= Dataset =

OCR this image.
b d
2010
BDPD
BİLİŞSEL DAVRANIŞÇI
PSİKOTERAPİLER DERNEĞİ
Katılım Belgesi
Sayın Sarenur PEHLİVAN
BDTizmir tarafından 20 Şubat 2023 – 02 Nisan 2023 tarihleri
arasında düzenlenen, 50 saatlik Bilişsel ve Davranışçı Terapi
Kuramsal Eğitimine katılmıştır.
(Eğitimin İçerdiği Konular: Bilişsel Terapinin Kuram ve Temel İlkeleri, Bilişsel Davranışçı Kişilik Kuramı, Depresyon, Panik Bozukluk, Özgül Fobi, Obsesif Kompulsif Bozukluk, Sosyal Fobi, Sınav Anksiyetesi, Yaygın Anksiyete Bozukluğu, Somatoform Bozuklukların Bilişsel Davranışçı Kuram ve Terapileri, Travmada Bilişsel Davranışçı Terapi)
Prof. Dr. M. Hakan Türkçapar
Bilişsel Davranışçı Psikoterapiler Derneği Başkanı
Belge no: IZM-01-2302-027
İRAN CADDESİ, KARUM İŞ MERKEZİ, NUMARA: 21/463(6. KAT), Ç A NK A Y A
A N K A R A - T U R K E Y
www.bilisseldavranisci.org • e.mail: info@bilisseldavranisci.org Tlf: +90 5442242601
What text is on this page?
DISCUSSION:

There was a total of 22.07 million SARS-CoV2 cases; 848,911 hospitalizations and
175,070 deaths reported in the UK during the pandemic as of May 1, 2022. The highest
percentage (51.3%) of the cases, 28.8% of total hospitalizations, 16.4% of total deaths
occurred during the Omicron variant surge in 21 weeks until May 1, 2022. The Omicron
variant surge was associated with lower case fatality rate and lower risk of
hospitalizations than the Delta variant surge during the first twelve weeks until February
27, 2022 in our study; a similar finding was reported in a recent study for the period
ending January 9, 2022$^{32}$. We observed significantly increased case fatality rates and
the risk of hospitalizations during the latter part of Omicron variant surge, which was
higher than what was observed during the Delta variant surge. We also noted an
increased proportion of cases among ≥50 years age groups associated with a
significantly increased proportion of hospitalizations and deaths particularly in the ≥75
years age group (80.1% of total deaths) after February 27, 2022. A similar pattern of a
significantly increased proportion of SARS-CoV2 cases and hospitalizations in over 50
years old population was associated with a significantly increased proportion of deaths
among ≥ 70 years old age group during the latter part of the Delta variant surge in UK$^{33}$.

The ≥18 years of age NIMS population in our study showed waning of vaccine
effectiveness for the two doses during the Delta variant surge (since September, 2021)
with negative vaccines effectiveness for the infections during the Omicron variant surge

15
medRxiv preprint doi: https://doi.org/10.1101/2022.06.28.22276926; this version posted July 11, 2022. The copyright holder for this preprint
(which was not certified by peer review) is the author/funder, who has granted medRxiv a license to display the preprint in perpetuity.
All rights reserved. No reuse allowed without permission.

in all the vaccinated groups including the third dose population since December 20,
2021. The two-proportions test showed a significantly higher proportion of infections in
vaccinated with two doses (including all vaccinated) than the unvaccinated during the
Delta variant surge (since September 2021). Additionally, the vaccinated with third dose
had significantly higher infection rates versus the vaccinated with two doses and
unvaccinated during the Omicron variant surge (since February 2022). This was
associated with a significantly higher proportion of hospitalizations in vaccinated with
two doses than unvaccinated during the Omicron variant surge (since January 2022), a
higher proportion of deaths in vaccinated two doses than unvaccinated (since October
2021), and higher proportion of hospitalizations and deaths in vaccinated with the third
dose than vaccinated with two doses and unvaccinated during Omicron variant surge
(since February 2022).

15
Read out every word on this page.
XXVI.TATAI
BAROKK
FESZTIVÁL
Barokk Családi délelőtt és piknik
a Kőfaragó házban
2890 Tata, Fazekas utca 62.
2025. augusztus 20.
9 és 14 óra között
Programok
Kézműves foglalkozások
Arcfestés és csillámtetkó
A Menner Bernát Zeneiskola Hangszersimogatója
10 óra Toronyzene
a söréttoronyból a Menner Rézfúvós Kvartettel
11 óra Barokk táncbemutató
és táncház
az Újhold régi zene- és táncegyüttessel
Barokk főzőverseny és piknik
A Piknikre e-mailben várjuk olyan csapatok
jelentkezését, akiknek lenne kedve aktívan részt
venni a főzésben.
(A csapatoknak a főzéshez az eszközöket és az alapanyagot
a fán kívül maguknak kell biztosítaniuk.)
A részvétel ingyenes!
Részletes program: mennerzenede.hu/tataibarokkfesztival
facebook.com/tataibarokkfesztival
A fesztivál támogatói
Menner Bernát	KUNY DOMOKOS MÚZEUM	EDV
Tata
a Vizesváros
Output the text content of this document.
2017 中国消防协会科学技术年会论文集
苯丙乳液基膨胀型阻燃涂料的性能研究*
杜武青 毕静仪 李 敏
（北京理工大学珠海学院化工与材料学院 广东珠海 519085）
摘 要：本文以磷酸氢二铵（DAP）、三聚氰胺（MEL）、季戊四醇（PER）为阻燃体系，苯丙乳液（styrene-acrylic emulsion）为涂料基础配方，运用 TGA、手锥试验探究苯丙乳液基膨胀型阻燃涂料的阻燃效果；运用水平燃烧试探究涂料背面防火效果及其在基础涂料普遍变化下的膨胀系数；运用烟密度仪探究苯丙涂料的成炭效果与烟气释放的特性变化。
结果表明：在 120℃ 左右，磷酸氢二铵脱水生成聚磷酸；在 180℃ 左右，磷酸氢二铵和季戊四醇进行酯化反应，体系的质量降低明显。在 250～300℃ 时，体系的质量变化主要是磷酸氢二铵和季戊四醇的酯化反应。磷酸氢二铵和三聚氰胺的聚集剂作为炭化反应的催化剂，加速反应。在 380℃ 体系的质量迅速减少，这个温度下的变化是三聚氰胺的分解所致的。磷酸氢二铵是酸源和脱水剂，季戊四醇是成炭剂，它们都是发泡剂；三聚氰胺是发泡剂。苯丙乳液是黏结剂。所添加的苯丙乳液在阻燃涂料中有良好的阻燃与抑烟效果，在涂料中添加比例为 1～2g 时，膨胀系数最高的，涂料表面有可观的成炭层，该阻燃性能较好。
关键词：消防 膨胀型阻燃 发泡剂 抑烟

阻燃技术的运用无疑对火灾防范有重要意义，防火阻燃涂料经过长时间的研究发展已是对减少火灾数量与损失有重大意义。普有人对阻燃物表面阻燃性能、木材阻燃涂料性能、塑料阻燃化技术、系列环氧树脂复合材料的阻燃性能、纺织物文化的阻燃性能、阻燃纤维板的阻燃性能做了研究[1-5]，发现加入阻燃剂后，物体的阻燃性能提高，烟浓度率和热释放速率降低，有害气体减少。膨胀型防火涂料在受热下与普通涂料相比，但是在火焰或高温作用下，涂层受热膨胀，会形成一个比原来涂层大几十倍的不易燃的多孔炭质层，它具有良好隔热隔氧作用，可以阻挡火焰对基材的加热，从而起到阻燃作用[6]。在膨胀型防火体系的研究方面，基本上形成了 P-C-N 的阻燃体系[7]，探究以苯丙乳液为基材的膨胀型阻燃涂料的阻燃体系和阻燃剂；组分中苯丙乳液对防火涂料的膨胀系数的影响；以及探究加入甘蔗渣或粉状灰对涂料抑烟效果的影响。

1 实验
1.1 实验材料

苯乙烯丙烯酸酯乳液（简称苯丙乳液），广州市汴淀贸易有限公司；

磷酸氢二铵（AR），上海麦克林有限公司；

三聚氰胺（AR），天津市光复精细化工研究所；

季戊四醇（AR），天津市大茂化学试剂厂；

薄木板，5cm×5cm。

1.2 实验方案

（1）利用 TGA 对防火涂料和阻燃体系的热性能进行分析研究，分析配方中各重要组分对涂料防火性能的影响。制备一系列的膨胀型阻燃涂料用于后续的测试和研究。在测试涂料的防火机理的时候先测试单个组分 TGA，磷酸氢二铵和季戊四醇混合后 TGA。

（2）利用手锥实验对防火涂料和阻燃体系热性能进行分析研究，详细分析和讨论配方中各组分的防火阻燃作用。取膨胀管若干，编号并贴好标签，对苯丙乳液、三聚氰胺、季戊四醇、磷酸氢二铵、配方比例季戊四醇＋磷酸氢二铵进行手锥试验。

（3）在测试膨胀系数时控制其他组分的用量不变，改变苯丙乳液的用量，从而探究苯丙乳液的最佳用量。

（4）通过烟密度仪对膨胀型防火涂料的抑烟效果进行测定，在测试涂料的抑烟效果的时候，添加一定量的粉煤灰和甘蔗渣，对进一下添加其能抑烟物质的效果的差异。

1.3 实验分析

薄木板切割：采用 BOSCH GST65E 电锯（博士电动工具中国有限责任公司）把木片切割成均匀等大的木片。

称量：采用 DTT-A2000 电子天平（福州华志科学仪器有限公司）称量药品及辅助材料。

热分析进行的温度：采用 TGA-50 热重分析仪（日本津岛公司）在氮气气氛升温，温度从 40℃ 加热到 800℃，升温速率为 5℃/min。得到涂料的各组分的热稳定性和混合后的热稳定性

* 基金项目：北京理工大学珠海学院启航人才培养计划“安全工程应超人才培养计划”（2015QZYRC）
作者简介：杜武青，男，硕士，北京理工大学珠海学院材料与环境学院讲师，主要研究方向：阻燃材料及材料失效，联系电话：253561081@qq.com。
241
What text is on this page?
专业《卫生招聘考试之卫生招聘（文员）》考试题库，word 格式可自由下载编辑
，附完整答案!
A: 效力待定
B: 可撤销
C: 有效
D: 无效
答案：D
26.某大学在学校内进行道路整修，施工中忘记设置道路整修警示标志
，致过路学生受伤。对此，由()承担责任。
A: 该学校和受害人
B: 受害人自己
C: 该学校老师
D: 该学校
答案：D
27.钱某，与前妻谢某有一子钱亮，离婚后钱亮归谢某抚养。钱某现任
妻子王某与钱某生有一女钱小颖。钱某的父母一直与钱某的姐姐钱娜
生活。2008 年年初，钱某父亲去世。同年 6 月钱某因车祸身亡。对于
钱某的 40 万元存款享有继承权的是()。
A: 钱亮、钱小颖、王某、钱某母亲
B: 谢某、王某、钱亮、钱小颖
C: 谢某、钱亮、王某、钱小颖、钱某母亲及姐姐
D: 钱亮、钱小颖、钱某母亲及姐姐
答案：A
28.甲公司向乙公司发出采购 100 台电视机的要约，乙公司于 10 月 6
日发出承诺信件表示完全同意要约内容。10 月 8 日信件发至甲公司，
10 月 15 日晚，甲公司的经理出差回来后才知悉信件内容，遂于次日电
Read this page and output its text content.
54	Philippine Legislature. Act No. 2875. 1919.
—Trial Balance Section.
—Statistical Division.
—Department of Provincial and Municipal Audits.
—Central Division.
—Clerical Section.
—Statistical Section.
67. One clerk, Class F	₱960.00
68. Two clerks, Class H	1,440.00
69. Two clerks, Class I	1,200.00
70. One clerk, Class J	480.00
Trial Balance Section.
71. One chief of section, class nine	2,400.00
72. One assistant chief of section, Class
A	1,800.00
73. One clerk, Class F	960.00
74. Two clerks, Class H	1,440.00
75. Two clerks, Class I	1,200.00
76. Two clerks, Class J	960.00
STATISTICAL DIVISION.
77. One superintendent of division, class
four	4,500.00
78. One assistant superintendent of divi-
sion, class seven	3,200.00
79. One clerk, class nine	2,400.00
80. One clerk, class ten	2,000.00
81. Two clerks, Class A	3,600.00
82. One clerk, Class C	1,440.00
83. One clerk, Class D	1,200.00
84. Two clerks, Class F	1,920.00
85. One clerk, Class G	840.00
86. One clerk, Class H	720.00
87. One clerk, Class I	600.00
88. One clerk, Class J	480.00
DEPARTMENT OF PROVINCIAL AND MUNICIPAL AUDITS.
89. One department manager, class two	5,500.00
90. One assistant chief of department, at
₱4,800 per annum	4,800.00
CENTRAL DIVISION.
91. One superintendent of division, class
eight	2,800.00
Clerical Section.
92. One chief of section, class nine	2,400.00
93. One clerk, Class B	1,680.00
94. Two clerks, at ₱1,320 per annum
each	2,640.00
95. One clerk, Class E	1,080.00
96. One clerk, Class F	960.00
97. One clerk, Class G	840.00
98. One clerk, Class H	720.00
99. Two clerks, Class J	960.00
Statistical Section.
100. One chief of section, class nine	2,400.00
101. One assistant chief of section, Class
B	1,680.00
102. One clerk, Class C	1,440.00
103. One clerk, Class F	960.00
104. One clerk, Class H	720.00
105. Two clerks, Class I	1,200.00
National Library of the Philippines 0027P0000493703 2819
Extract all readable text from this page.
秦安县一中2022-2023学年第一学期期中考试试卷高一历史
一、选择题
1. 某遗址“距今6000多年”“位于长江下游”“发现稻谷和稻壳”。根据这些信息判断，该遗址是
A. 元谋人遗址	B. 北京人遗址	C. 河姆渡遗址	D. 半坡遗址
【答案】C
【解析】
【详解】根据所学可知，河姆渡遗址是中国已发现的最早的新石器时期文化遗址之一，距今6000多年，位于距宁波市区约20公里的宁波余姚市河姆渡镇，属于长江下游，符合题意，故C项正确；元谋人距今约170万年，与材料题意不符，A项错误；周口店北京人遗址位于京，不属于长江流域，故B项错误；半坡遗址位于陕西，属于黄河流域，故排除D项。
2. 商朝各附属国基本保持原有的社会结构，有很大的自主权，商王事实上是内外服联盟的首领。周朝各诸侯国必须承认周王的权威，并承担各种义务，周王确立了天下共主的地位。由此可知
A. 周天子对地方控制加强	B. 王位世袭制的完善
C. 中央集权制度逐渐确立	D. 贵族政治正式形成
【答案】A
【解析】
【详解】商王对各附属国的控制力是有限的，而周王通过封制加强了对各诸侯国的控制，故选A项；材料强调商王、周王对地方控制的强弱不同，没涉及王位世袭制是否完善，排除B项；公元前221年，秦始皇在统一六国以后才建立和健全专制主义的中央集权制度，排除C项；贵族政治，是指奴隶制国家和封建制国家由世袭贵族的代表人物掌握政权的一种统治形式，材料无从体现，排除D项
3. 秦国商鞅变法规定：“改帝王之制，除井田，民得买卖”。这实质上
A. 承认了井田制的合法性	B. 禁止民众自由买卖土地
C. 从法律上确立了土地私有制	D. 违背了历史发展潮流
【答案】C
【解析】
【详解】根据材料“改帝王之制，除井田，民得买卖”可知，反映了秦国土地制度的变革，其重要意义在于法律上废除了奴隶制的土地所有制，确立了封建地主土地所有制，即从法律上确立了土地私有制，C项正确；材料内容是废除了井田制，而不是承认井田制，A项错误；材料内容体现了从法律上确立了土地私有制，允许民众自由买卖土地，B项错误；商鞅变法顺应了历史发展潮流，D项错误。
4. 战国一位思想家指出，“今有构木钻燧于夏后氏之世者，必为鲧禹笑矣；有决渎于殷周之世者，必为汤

= Work to be completed =
Copy every line of the data that holds the string "February".

= Exercise result =
hospitalizations than the Delta variant surge during the first twelve weeks until February
years age group (80.1% of total deaths) after February 27, 2022. A similar pattern of a
unvaccinated during the Omicron variant surge (since February 2022). This was
(since February 2022).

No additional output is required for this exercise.